(Extracted data entries)
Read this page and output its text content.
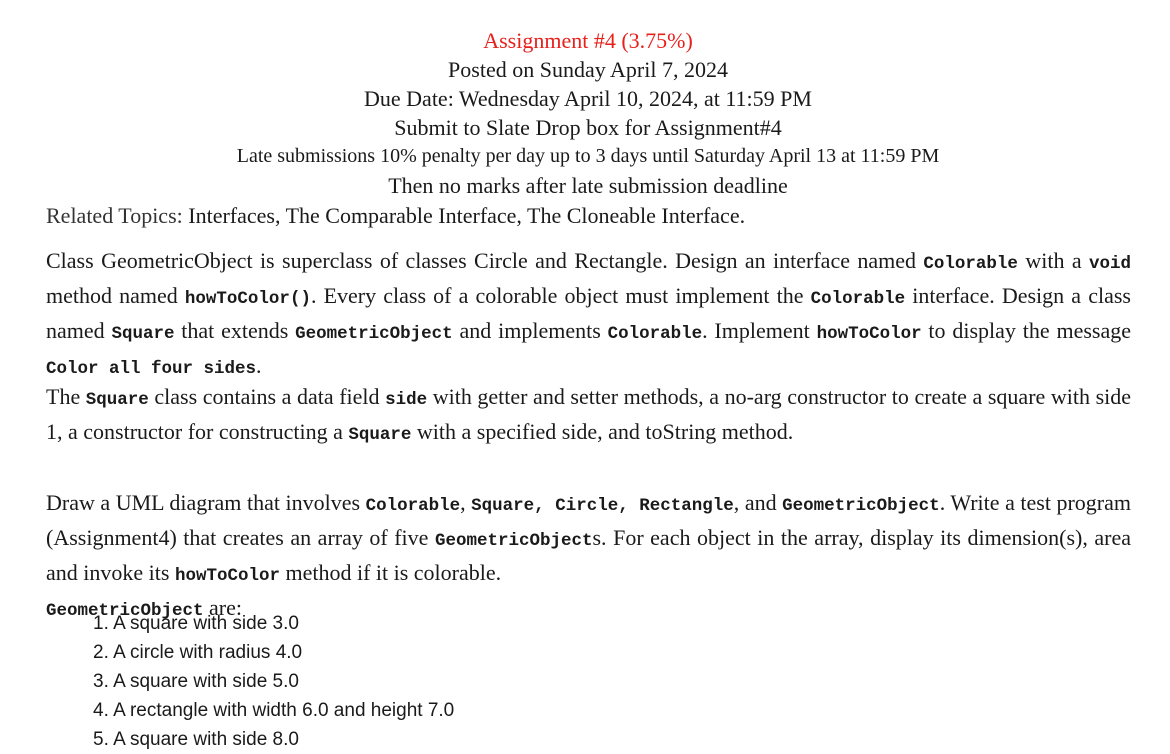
Assignment #4 (3.75%)
Posted on Sunday April 7, 2024
Due Date: Wednesday April 10, 2024, at 11:59 PM
Submit to Slate Drop box for Assignment#4
Late submissions 10% penalty per day up to 3 days until Saturday April 13 at 11:59 PM
Then no marks after late submission deadline
Related Topics: Interfaces, The Comparable Interface, The Cloneable Interface.
Class GeometricObject is superclass of classes Circle and Rectangle. Design an interface named Colorable with a void method named howToColor(). Every class of a colorable object must implement the Colorable interface. Design a class named Square that extends GeometricObject and implements Colorable. Implement howToColor to display the message Color all four sides.
The Square class contains a data field side with getter and setter methods, a no-arg constructor to create a square with side 1, a constructor for constructing a Square with a specified side, and toString method.
Draw a UML diagram that involves Colorable, Square, Circle, Rectangle, and GeometricObject. Write a test program (Assignment4) that creates an array of five GeometricObjects. For each object in the array, display its dimension(s), area and invoke its howToColor method if it is colorable.
GeometricObject are:
1. A square with side 3.0
2. A circle with radius 4.0
3. A square with side 5.0
4. A rectangle with width 6.0 and height 7.0
5. A square with side 8.0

Instructions to follow -> All of the entries need to be transcribed word for word; pictures are left out.

Written response ->
Read this page and output its text content.
Assignment #4 (3.75%)
Posted on Sunday April 7, 2024
Due Date: Wednesday April 10, 2024, at 11:59 PM
Submit to Slate Drop box for Assignment#4
Late submissions 10% penalty per day up to 3 days until Saturday April 13 at 11:59 PM
Then no marks after late submission deadline
Related Topics: Interfaces, The Comparable Interface, The Cloneable Interface.
Class GeometricObject is superclass of classes Circle and Rectangle. Design an interface named Colorable with a void method named howToColor(). Every class of a colorable object must implement the Colorable interface. Design a class named Square that extends GeometricObject and implements Colorable. Implement howToColor to display the message Color all four sides.
The Square class contains a data field side with getter and setter methods, a no-arg constructor to create a square with side 1, a constructor for constructing a Square with a specified side, and toString method.
Draw a UML diagram that involves Colorable, Square, Circle, Rectangle, and GeometricObject. Write a test program (Assignment4) that creates an array of five GeometricObjects. For each object in the array, display its dimension(s), area and invoke its howToColor method if it is colorable.
GeometricObject are:
1. A square with side 3.0
2. A circle with radius 4.0
3. A square with side 5.0
4. A rectangle with width 6.0 and height 7.0
5. A square with side 8.0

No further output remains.